### TASK
Repeat each line of the material below exactly as it appears, minus any pictures.

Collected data

● ● ● ●

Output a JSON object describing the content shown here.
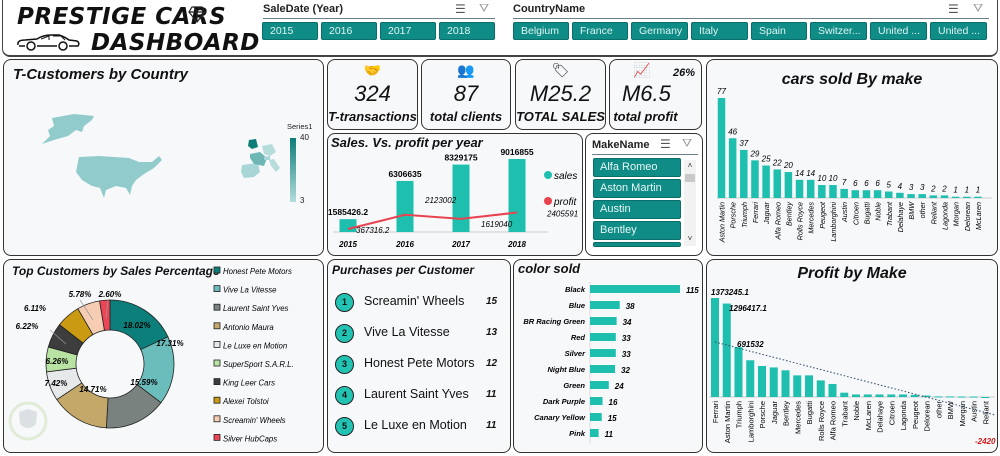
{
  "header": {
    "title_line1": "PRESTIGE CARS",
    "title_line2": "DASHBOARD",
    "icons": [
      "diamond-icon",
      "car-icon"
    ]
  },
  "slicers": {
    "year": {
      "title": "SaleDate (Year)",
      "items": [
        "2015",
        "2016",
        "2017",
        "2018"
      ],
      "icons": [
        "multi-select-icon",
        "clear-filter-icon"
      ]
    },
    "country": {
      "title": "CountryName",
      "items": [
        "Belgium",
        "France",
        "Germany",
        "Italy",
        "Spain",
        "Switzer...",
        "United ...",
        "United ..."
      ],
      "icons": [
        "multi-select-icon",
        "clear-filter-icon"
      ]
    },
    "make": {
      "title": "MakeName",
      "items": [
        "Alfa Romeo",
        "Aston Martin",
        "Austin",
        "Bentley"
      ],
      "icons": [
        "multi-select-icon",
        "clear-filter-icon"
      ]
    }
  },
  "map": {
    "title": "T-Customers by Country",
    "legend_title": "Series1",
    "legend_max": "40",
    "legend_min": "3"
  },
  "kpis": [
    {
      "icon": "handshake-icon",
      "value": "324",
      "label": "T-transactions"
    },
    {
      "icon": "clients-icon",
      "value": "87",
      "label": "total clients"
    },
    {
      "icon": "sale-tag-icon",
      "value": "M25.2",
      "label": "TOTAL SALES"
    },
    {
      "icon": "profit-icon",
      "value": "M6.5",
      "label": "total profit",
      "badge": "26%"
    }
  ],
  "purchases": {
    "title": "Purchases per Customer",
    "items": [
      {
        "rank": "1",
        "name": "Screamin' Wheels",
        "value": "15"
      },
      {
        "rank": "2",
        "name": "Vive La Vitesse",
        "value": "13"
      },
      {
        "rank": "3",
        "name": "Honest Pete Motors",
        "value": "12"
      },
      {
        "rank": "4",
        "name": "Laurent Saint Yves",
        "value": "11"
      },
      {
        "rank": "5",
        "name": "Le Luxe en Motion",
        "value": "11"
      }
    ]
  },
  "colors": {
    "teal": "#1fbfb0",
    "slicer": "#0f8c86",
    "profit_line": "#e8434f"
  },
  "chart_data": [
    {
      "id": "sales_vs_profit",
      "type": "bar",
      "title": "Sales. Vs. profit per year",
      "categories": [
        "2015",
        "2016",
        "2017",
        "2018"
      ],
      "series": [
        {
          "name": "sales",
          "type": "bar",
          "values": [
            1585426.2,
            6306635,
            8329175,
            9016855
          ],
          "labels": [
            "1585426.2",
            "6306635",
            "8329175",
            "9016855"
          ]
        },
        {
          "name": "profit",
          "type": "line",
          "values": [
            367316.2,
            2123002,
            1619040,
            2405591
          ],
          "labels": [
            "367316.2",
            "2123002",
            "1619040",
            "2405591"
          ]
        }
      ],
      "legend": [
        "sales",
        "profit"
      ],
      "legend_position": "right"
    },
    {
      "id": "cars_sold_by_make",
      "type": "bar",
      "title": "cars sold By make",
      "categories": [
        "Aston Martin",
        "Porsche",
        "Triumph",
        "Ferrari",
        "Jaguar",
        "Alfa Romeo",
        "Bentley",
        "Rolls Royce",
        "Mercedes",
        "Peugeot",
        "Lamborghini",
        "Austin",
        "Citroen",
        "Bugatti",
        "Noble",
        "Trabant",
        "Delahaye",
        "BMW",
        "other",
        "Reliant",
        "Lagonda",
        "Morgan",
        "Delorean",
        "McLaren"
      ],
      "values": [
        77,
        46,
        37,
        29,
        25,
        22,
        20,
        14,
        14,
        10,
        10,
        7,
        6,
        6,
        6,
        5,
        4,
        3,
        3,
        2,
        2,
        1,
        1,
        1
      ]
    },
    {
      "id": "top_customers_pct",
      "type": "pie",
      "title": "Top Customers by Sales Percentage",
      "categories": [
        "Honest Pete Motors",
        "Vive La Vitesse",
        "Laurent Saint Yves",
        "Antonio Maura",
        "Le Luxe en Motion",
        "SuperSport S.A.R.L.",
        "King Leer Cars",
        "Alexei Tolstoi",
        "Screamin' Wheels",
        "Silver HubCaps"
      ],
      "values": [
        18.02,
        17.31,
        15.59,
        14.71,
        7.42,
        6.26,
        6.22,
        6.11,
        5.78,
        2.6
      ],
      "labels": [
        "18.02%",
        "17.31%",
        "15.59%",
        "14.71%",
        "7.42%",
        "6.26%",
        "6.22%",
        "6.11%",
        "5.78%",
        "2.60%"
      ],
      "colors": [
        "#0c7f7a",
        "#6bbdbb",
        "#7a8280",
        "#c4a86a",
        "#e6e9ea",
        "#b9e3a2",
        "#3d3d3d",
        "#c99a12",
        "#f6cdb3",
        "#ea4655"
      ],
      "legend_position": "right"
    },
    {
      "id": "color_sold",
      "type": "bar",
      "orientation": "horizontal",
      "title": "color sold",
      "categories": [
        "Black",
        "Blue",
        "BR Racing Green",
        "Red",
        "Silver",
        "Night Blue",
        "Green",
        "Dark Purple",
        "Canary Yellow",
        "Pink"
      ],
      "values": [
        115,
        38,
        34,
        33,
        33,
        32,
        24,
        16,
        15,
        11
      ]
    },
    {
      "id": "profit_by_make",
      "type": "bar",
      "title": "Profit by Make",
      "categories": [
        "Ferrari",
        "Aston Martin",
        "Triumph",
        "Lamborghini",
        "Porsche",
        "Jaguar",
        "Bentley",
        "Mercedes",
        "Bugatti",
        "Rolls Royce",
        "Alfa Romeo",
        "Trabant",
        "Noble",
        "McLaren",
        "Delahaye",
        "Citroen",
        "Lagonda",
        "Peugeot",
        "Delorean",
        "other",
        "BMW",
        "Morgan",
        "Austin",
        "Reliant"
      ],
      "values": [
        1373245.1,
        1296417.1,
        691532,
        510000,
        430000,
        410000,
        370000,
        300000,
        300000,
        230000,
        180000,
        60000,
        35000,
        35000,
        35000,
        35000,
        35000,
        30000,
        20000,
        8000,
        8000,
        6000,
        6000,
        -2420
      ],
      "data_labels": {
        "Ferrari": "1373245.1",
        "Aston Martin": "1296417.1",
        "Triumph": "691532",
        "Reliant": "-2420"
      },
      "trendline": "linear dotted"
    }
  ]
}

● ● ● ●

### RESPONSE TO THE TASK
Output a JSON object describing the content shown here.
{
  "header": {
    "title_line1": "PRESTIGE CARS",
    "title_line2": "DASHBOARD",
    "icons": [
      "diamond-icon",
      "car-icon"
    ]
  },
  "slicers": {
    "year": {
      "title": "SaleDate (Year)",
      "items": [
        "2015",
        "2016",
        "2017",
        "2018"
      ],
      "icons": [
        "multi-select-icon",
        "clear-filter-icon"
      ]
    },
    "country": {
      "title": "CountryName",
      "items": [
        "Belgium",
        "France",
        "Germany",
        "Italy",
        "Spain",
        "Switzer...",
        "United ...",
        "United ..."
      ],
      "icons": [
        "multi-select-icon",
        "clear-filter-icon"
      ]
    },
    "make": {
      "title": "MakeName",
      "items": [
        "Alfa Romeo",
        "Aston Martin",
        "Austin",
        "Bentley"
      ],
      "icons": [
        "multi-select-icon",
        "clear-filter-icon"
      ]
    }
  },
  "map": {
    "title": "T-Customers by Country",
    "legend_title": "Series1",
    "legend_max": "40",
    "legend_min": "3"
  },
  "kpis": [
    {
      "icon": "handshake-icon",
      "value": "324",
      "label": "T-transactions"
    },
    {
      "icon": "clients-icon",
      "value": "87",
      "label": "total clients"
    },
    {
      "icon": "sale-tag-icon",
      "value": "M25.2",
      "label": "TOTAL SALES"
    },
    {
      "icon": "profit-icon",
      "value": "M6.5",
      "label": "total profit",
      "badge": "26%"
    }
  ],
  "purchases": {
    "title": "Purchases per Customer",
    "items": [
      {
        "rank": "1",
        "name": "Screamin' Wheels",
        "value": "15"
      },
      {
        "rank": "2",
        "name": "Vive La Vitesse",
        "value": "13"
      },
      {
        "rank": "3",
        "name": "Honest Pete Motors",
        "value": "12"
      },
      {
        "rank": "4",
        "name": "Laurent Saint Yves",
        "value": "11"
      },
      {
        "rank": "5",
        "name": "Le Luxe en Motion",
        "value": "11"
      }
    ]
  },
  "colors": {
    "teal": "#1fbfb0",
    "slicer": "#0f8c86",
    "profit_line": "#e8434f"
  },
  "chart_data": [
    {
      "id": "sales_vs_profit",
      "type": "bar",
      "title": "Sales. Vs. profit per year",
      "categories": [
        "2015",
        "2016",
        "2017",
        "2018"
      ],
      "series": [
        {
          "name": "sales",
          "type": "bar",
          "values": [
            1585426.2,
            6306635,
            8329175,
            9016855
          ],
          "labels": [
            "1585426.2",
            "6306635",
            "8329175",
            "9016855"
          ]
        },
        {
          "name": "profit",
          "type": "line",
          "values": [
            367316.2,
            2123002,
            1619040,
            2405591
          ],
          "labels": [
            "367316.2",
            "2123002",
            "1619040",
            "2405591"
          ]
        }
      ],
      "legend": [
        "sales",
        "profit"
      ],
      "legend_position": "right"
    },
    {
      "id": "cars_sold_by_make",
      "type": "bar",
      "title": "cars sold By make",
      "categories": [
        "Aston Martin",
        "Porsche",
        "Triumph",
        "Ferrari",
        "Jaguar",
        "Alfa Romeo",
        "Bentley",
        "Rolls Royce",
        "Mercedes",
        "Peugeot",
        "Lamborghini",
        "Austin",
        "Citroen",
        "Bugatti",
        "Noble",
        "Trabant",
        "Delahaye",
        "BMW",
        "other",
        "Reliant",
        "Lagonda",
        "Morgan",
        "Delorean",
        "McLaren"
      ],
      "values": [
        77,
        46,
        37,
        29,
        25,
        22,
        20,
        14,
        14,
        10,
        10,
        7,
        6,
        6,
        6,
        5,
        4,
        3,
        3,
        2,
        2,
        1,
        1,
        1
      ]
    },
    {
      "id": "top_customers_pct",
      "type": "pie",
      "title": "Top Customers by Sales Percentage",
      "categories": [
        "Honest Pete Motors",
        "Vive La Vitesse",
        "Laurent Saint Yves",
        "Antonio Maura",
        "Le Luxe en Motion",
        "SuperSport S.A.R.L.",
        "King Leer Cars",
        "Alexei Tolstoi",
        "Screamin' Wheels",
        "Silver HubCaps"
      ],
      "values": [
        18.02,
        17.31,
        15.59,
        14.71,
        7.42,
        6.26,
        6.22,
        6.11,
        5.78,
        2.6
      ],
      "labels": [
        "18.02%",
        "17.31%",
        "15.59%",
        "14.71%",
        "7.42%",
        "6.26%",
        "6.22%",
        "6.11%",
        "5.78%",
        "2.60%"
      ],
      "colors": [
        "#0c7f7a",
        "#6bbdbb",
        "#7a8280",
        "#c4a86a",
        "#e6e9ea",
        "#b9e3a2",
        "#3d3d3d",
        "#c99a12",
        "#f6cdb3",
        "#ea4655"
      ],
      "legend_position": "right"
    },
    {
      "id": "color_sold",
      "type": "bar",
      "orientation": "horizontal",
      "title": "color sold",
      "categories": [
        "Black",
        "Blue",
        "BR Racing Green",
        "Red",
        "Silver",
        "Night Blue",
        "Green",
        "Dark Purple",
        "Canary Yellow",
        "Pink"
      ],
      "values": [
        115,
        38,
        34,
        33,
        33,
        32,
        24,
        16,
        15,
        11
      ]
    },
    {
      "id": "profit_by_make",
      "type": "bar",
      "title": "Profit by Make",
      "categories": [
        "Ferrari",
        "Aston Martin",
        "Triumph",
        "Lamborghini",
        "Porsche",
        "Jaguar",
        "Bentley",
        "Mercedes",
        "Bugatti",
        "Rolls Royce",
        "Alfa Romeo",
        "Trabant",
        "Noble",
        "McLaren",
        "Delahaye",
        "Citroen",
        "Lagonda",
        "Peugeot",
        "Delorean",
        "other",
        "BMW",
        "Morgan",
        "Austin",
        "Reliant"
      ],
      "values": [
        1373245.1,
        1296417.1,
        691532,
        510000,
        430000,
        410000,
        370000,
        300000,
        300000,
        230000,
        180000,
        60000,
        35000,
        35000,
        35000,
        35000,
        35000,
        30000,
        20000,
        8000,
        8000,
        6000,
        6000,
        -2420
      ],
      "data_labels": {
        "Ferrari": "1373245.1",
        "Aston Martin": "1296417.1",
        "Triumph": "691532",
        "Reliant": "-2420"
      },
      "trendline": "linear dotted"
    }
  ]
}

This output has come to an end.